** start Records for this exercise **

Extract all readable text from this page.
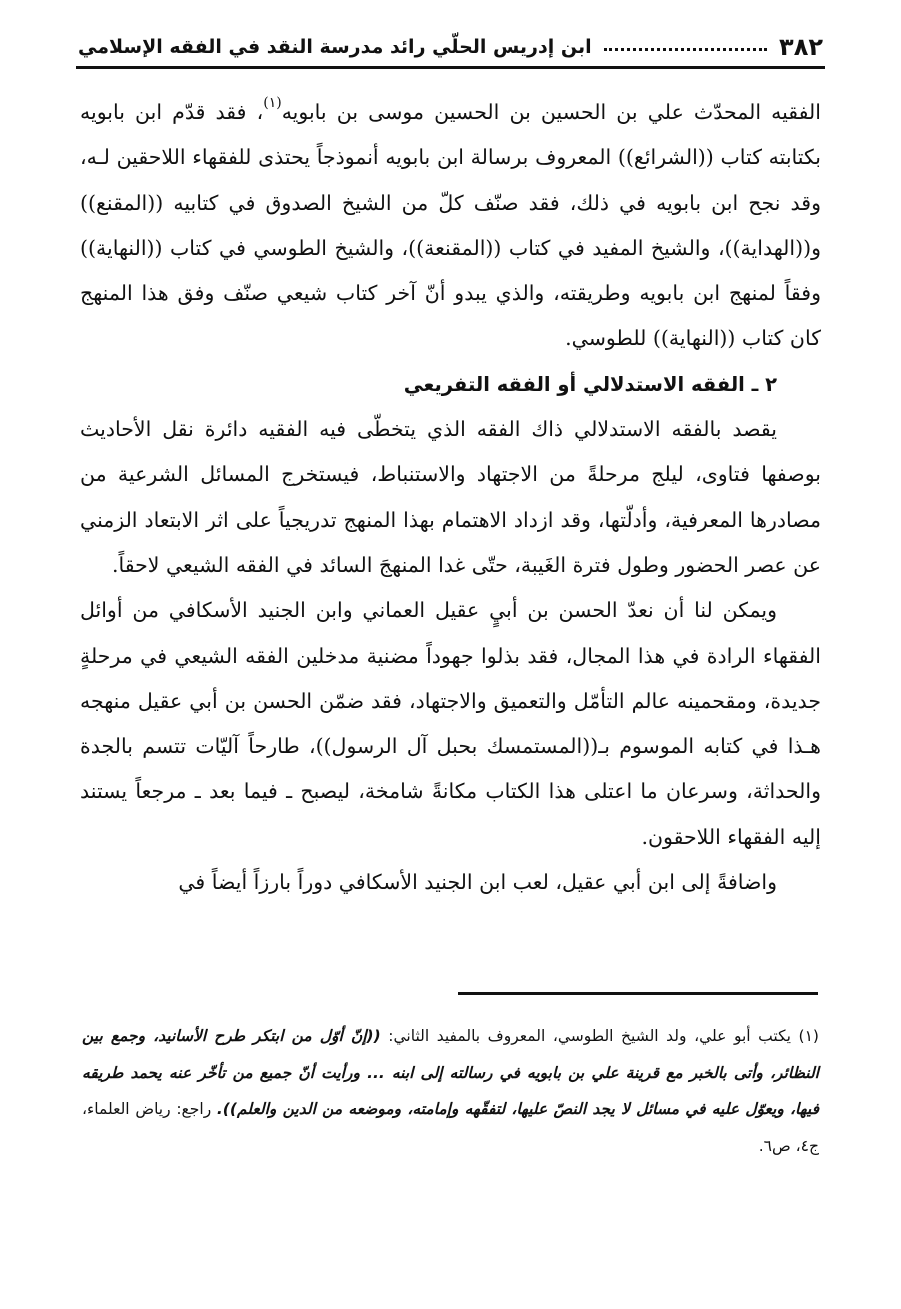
٣٨٢
ابن إدريس الحلّي رائد مدرسة النقد في الفقه الإسلامي

الفقيه المحدّث علي بن الحسين بن الحسين موسى بن بابويه$^{(١)}$، فقد قدّم ابن بابويه بكتابته كتاب ((الشرائع)) المعروف برسالة ابن بابويه أنموذجاً يحتذى للفقهاء اللاحقين لـه، وقد نجح ابن بابويه في ذلك، فقد صنّف كلّ من الشيخ الصدوق في كتابيه ((المقنع)) و((الهداية))، والشيخ المفيد في كتاب ((المقنعة))، والشيخ الطوسي في كتاب ((النهاية)) وفقاً لمنهج ابن بابويه وطريقته، والذي يبدو أنّ آخر كتاب شيعي صنّف وفق هذا المنهج كان كتاب ((النهاية)) للطوسي.

٢ ـ الفقه الاستدلالي أو الفقه التفريعي

يقصد بالفقه الاستدلالي ذاك الفقه الذي يتخطّى فيه الفقيه دائرة نقل الأحاديث بوصفها فتاوى، ليلج مرحلةً من الاجتهاد والاستنباط، فيستخرج المسائل الشرعية من مصادرها المعرفية، وأدلّتها، وقد ازداد الاهتمام بهذا المنهج تدريجياً على اثر الابتعاد الزمني عن عصر الحضور وطول فترة الغَيبة، حتّى غدا المنهجَ السائد في الفقه الشيعي لاحقاً.

ويمكن لنا أن نعدّ الحسن بن أبيٍ عقيل العماني وابن الجنيد الأسكافي من أوائل الفقهاء الرادة في هذا المجال، فقد بذلوا جهوداً مضنية مدخلين الفقه الشيعي في مرحلةٍ جديدة، ومقحمينه عالم التأمّل والتعميق والاجتهاد، فقد ضمّن الحسن بن أبي عقيل منهجه هـذا في كتابه الموسوم بـ((المستمسك بحبل آل الرسول))، طارحاً آليّات تتسم بالجدة والحداثة، وسرعان ما اعتلى هذا الكتاب مكانةً شامخة، ليصبح ـ فيما بعد ـ مرجعاً يستند إليه الفقهاء اللاحقون.

واضافةً إلى ابن أبي عقيل، لعب ابن الجنيد الأسكافي دوراً بارزاً أيضاً في

(١) يكتب أبو علي، ولد الشيخ الطوسي، المعروف بالمفيد الثاني: ((إنّ أوّل من ابتكر طرح الأسانيد، وجمع بين النظائر، وأتى بالخبر مع قرينة علي بن بابويه في رسالته إلى ابنه ... ورأيت أنّ جميع من تأخّر عنه يحمد طريقه فيها، ويعوّل عليه في مسائل لا يجد النصّ عليها، لتفقّهه وإمامته، وموضعه من الدين والعلم)). راجع: رياض العلماء، ج٤، ص٦.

** end Records for this exercise **

## Goal
Ignore the images and quote every line of the listing exactly.

## Output
Extract all readable text from this page.
٣٨٢
ابن إدريس الحلّي رائد مدرسة النقد في الفقه الإسلامي

الفقيه المحدّث علي بن الحسين بن الحسين موسى بن بابويه$^{(١)}$، فقد قدّم ابن بابويه بكتابته كتاب ((الشرائع)) المعروف برسالة ابن بابويه أنموذجاً يحتذى للفقهاء اللاحقين لـه، وقد نجح ابن بابويه في ذلك، فقد صنّف كلّ من الشيخ الصدوق في كتابيه ((المقنع)) و((الهداية))، والشيخ المفيد في كتاب ((المقنعة))، والشيخ الطوسي في كتاب ((النهاية)) وفقاً لمنهج ابن بابويه وطريقته، والذي يبدو أنّ آخر كتاب شيعي صنّف وفق هذا المنهج كان كتاب ((النهاية)) للطوسي.

٢ ـ الفقه الاستدلالي أو الفقه التفريعي

يقصد بالفقه الاستدلالي ذاك الفقه الذي يتخطّى فيه الفقيه دائرة نقل الأحاديث بوصفها فتاوى، ليلج مرحلةً من الاجتهاد والاستنباط، فيستخرج المسائل الشرعية من مصادرها المعرفية، وأدلّتها، وقد ازداد الاهتمام بهذا المنهج تدريجياً على اثر الابتعاد الزمني عن عصر الحضور وطول فترة الغَيبة، حتّى غدا المنهجَ السائد في الفقه الشيعي لاحقاً.

ويمكن لنا أن نعدّ الحسن بن أبيٍ عقيل العماني وابن الجنيد الأسكافي من أوائل الفقهاء الرادة في هذا المجال، فقد بذلوا جهوداً مضنية مدخلين الفقه الشيعي في مرحلةٍ جديدة، ومقحمينه عالم التأمّل والتعميق والاجتهاد، فقد ضمّن الحسن بن أبي عقيل منهجه هـذا في كتابه الموسوم بـ((المستمسك بحبل آل الرسول))، طارحاً آليّات تتسم بالجدة والحداثة، وسرعان ما اعتلى هذا الكتاب مكانةً شامخة، ليصبح ـ فيما بعد ـ مرجعاً يستند إليه الفقهاء اللاحقون.

واضافةً إلى ابن أبي عقيل، لعب ابن الجنيد الأسكافي دوراً بارزاً أيضاً في

(١) يكتب أبو علي، ولد الشيخ الطوسي، المعروف بالمفيد الثاني: ((إنّ أوّل من ابتكر طرح الأسانيد، وجمع بين النظائر، وأتى بالخبر مع قرينة علي بن بابويه في رسالته إلى ابنه ... ورأيت أنّ جميع من تأخّر عنه يحمد طريقه فيها، ويعوّل عليه في مسائل لا يجد النصّ عليها، لتفقّهه وإمامته، وموضعه من الدين والعلم)). راجع: رياض العلماء، ج٤، ص٦.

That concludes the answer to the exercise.